**EXERCISE GOAL:** Find the lines with the string "text" and return them.
===== RECORDS SHOWN
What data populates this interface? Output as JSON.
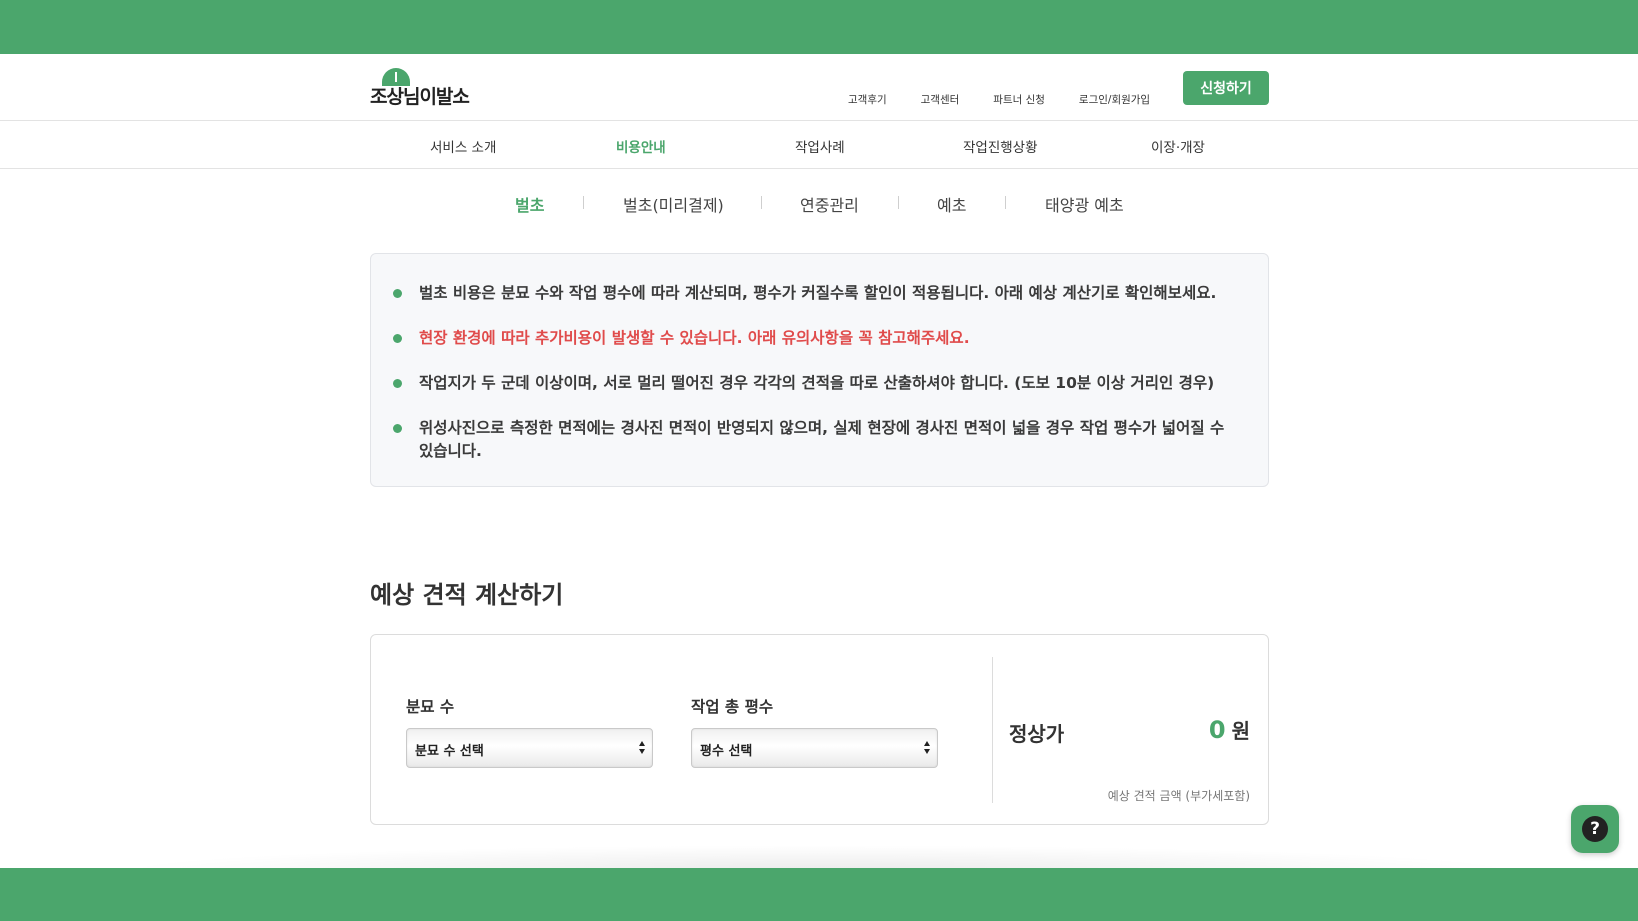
{
  "logo": {
    "text": "조상님이발소"
  },
  "header": {
    "util_links": [
      "고객후기",
      "고객센터",
      "파트너 신청",
      "로그인/회원가입"
    ],
    "apply_button": "신청하기"
  },
  "mainnav": [
    "서비스 소개",
    "비용안내",
    "작업사례",
    "작업진행상황",
    "이장·개장"
  ],
  "mainnav_active": "비용안내",
  "subtabs": [
    "벌초",
    "벌초(미리결제)",
    "연중관리",
    "예초",
    "태양광 예초"
  ],
  "subtabs_active": "벌초",
  "notice": [
    "벌초 비용은 분묘 수와 작업 평수에 따라 계산되며, 평수가 커질수록 할인이 적용됩니다. 아래 예상 계산기로 확인해보세요.",
    "현장 환경에 따라 추가비용이 발생할 수 있습니다. 아래 유의사항을 꼭 참고해주세요.",
    "작업지가 두 군데 이상이며, 서로 멀리 떨어진 경우 각각의 견적을 따로 산출하셔야 합니다. (도보 10분 이상 거리인 경우)",
    "위성사진으로 측정한 면적에는 경사진 면적이 반영되지 않으며, 실제 현장에 경사진 면적이 넓을 경우 작업 평수가 넓어질 수 있습니다."
  ],
  "calculator": {
    "title": "예상 견적 계산하기",
    "graves_label": "분묘 수",
    "graves_select": "분묘 수 선택",
    "area_label": "작업 총 평수",
    "area_select": "평수 선택",
    "price_label": "정상가",
    "price_value": "0",
    "price_unit": "원",
    "price_note": "예상 견적 금액 (부가세포함)"
  },
  "colors": {
    "brand": "#4ba66c",
    "warning": "#e04b4b"
  },
  "help_icon": "question-icon"
}
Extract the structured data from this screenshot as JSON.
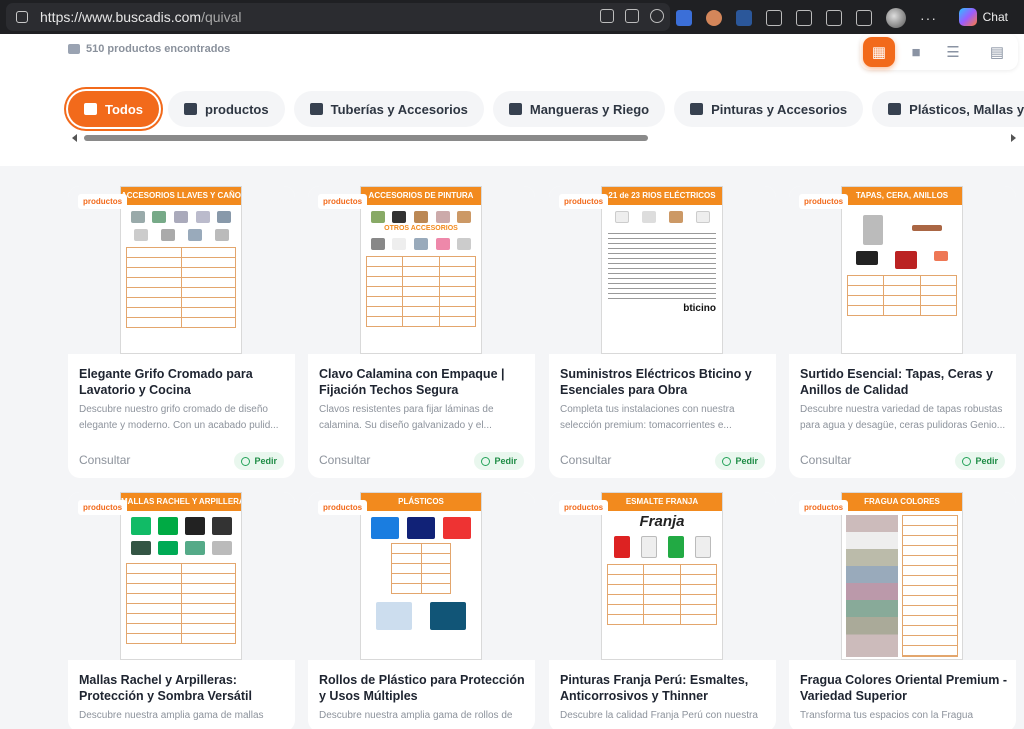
{
  "browser": {
    "url_host": "https://www.buscadis.com",
    "url_path": "/quival",
    "chat_label": "Chat",
    "more_label": "···"
  },
  "header": {
    "results_count": "510 productos encontrados"
  },
  "categories": [
    {
      "label": "Todos",
      "active": true
    },
    {
      "label": "productos"
    },
    {
      "label": "Tuberías y Accesorios"
    },
    {
      "label": "Mangueras y Riego"
    },
    {
      "label": "Pinturas y Accesorios"
    },
    {
      "label": "Plásticos, Mallas y Arpillera"
    }
  ],
  "products": [
    {
      "badge": "productos",
      "thumb_title": "ACCESORIOS LLAVES Y CAÑOS",
      "title": "Elegante Grifo Cromado para Lavatorio y Cocina",
      "desc": "Descubre nuestro grifo cromado de diseño elegante y moderno. Con un acabado pulid...",
      "consult": "Consultar",
      "order": "Pedir"
    },
    {
      "badge": "productos",
      "thumb_title": "ACCESORIOS DE PINTURA",
      "thumb_sub": "OTROS ACCESORIOS",
      "title": "Clavo Calamina con Empaque | Fijación Techos Segura",
      "desc": "Clavos resistentes para fijar láminas de calamina. Su diseño galvanizado y el...",
      "consult": "Consultar",
      "order": "Pedir"
    },
    {
      "badge": "productos",
      "thumb_title": "21 de 23  RIOS ELÉCTRICOS",
      "title": "Suministros Eléctricos Bticino y Esenciales para Obra",
      "desc": "Completa tus instalaciones con nuestra selección premium: tomacorrientes e...",
      "consult": "Consultar",
      "order": "Pedir"
    },
    {
      "badge": "productos",
      "thumb_title": "TAPAS, CERA, ANILLOS",
      "title": "Surtido Esencial: Tapas, Ceras y Anillos de Calidad",
      "desc": "Descubre nuestra variedad de tapas robustas para agua y desagüe, ceras pulidoras Genio...",
      "consult": "Consultar",
      "order": "Pedir"
    },
    {
      "badge": "productos",
      "thumb_title": "MALLAS RACHEL Y ARPILLERAS",
      "title": "Mallas Rachel y Arpilleras: Protección y Sombra Versátil",
      "desc": "Descubre nuestra amplia gama de mallas"
    },
    {
      "badge": "productos",
      "thumb_title": "PLÁSTICOS",
      "title": "Rollos de Plástico para Protección y Usos Múltiples",
      "desc": "Descubre nuestra amplia gama de rollos de"
    },
    {
      "badge": "productos",
      "thumb_title": "ESMALTE FRANJA",
      "title": "Pinturas Franja Perú: Esmaltes, Anticorrosivos y Thinner",
      "desc": "Descubre la calidad Franja Perú con nuestra"
    },
    {
      "badge": "productos",
      "thumb_title": "FRAGUA COLORES",
      "title": "Fragua Colores Oriental Premium - Variedad Superior",
      "desc": "Transforma tus espacios con la Fragua"
    }
  ],
  "colors": {
    "accent": "#f26a1b",
    "whatsapp": "#25a35a"
  }
}
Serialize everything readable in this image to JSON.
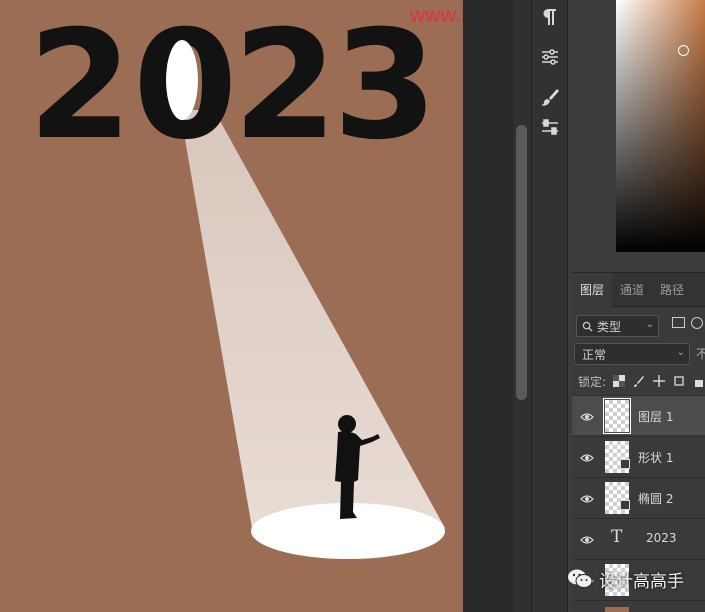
{
  "watermark": "www.haoyishangsheji.com",
  "canvas": {
    "headline": [
      "2",
      "0",
      "2",
      "3"
    ],
    "colors": {
      "background": "#9b6d55",
      "text": "#121212",
      "beam": "#e6d5cc",
      "ellipse": "#ffffff"
    }
  },
  "tools": [
    {
      "name": "paragraph-icon"
    },
    {
      "name": "adjustments-icon"
    },
    {
      "name": "brush-icon"
    },
    {
      "name": "sliders-icon"
    }
  ],
  "layers_panel": {
    "tabs": [
      "图层",
      "通道",
      "路径"
    ],
    "filter": {
      "icon": "search-icon",
      "value": "类型"
    },
    "blend_mode": "正常",
    "opacity_label": "不",
    "lock_label": "锁定:",
    "layers": [
      {
        "name": "图层 1",
        "type": "raster",
        "selected": true
      },
      {
        "name": "形状 1",
        "type": "shape",
        "selected": false
      },
      {
        "name": "椭圆 2",
        "type": "shape",
        "selected": false
      },
      {
        "name": "2023",
        "type": "text",
        "selected": false
      },
      {
        "name": "",
        "type": "raster",
        "selected": false
      },
      {
        "name": "",
        "type": "background",
        "selected": false
      }
    ]
  },
  "brand": {
    "icon": "wechat-icon",
    "text": "设计高高手"
  }
}
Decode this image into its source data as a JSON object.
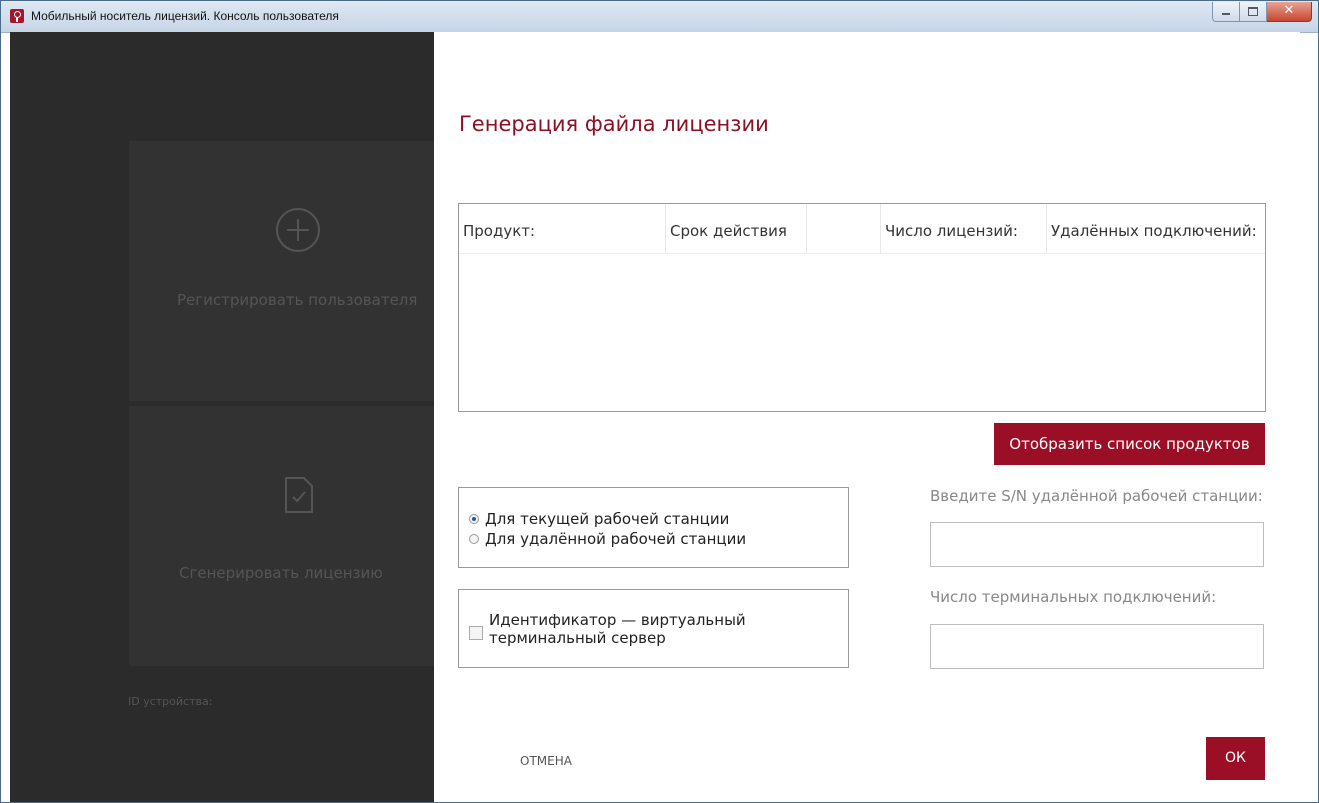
{
  "window": {
    "title": "Мобильный носитель лицензий. Консоль пользователя"
  },
  "background": {
    "tiles": [
      {
        "label": "Регистрировать пользователя",
        "icon": "plus-circle-icon"
      },
      {
        "label": "Сгенерировать лицензию",
        "icon": "document-check-icon"
      }
    ],
    "device_id_label": "ID устройства:"
  },
  "dialog": {
    "title": "Генерация файла лицензии",
    "table": {
      "columns": [
        "Продукт:",
        "Срок действия",
        "",
        "Число лицензий:",
        "Удалённых подключений:"
      ],
      "rows": []
    },
    "show_products_label": "Отобразить список продуктов",
    "workstation_options": [
      {
        "label": "Для текущей рабочей станции",
        "selected": true
      },
      {
        "label": "Для удалённой рабочей станции",
        "selected": false
      }
    ],
    "virtual_server": {
      "label": "Идентификатор — виртуальный терминальный сервер",
      "checked": false
    },
    "remote_sn_label": "Введите S/N удалённой рабочей станции:",
    "remote_sn_value": "",
    "terminal_count_label": "Число терминальных подключений:",
    "terminal_count_value": "",
    "cancel_label": "ОТМЕНА",
    "ok_label": "ОК"
  },
  "colors": {
    "accent": "#9b0f26",
    "title": "#8e1025",
    "dark_panel": "#2b2b2b"
  }
}
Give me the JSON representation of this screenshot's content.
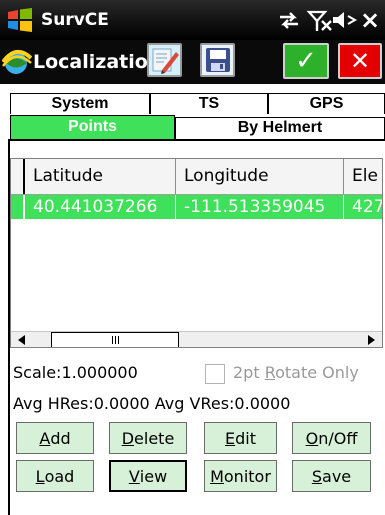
{
  "titlebar": {
    "app_title": "SurvCE",
    "icons": {
      "start": "windows-logo-icon",
      "connectivity": "connectivity-arrows-icon",
      "signal": "no-signal-icon",
      "volume": "speaker-muted-icon",
      "close": "close-icon"
    },
    "close_label": "×"
  },
  "toolbar": {
    "form_title": "Localization",
    "icons": {
      "form": "satellite-globe-icon",
      "edit": "edit-notes-icon",
      "save": "save-disk-icon",
      "ok": "checkmark-icon",
      "cancel": "close-icon"
    },
    "ok_symbol": "✓",
    "cancel_symbol": "✕",
    "colors": {
      "ok": "#2db12a",
      "cancel": "#e40000"
    }
  },
  "tabs": {
    "row1": [
      "System",
      "TS",
      "GPS"
    ],
    "row2": [
      "Points",
      "By Helmert"
    ],
    "active": "Points",
    "active_color": "#3fe05a"
  },
  "grid": {
    "columns": [
      "Latitude",
      "Longitude",
      "Ele"
    ],
    "rows": [
      {
        "latitude": "40.441037266",
        "longitude": "-111.513359045",
        "elevation": "427"
      }
    ],
    "selected_row_color": "#3fe05a"
  },
  "info": {
    "scale": "Scale:1.000000",
    "rotate_label_pre": "2pt ",
    "rotate_label_hotkey": "R",
    "rotate_label_post": "otate Only",
    "rotate_checked": false,
    "residuals": "Avg HRes:0.0000 Avg VRes:0.0000"
  },
  "buttons": {
    "add": {
      "hotkey": "A",
      "rest": "dd"
    },
    "delete": {
      "hotkey": "D",
      "rest": "elete"
    },
    "edit": {
      "hotkey": "E",
      "rest": "dit"
    },
    "onoff": {
      "pre": "",
      "hotkey": "O",
      "rest": "n/Off"
    },
    "load": {
      "hotkey": "L",
      "rest": "oad"
    },
    "view": {
      "hotkey": "V",
      "rest": "iew"
    },
    "monitor": {
      "hotkey": "M",
      "rest": "onitor"
    },
    "save": {
      "hotkey": "S",
      "rest": "ave"
    },
    "button_color": "#d7f0d8"
  }
}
==========
**COMPLETED EXERCISE:**
    "text": "조상님이발소"
      "text": "#121212",
        "type": "text",
    "text": "设计高高手"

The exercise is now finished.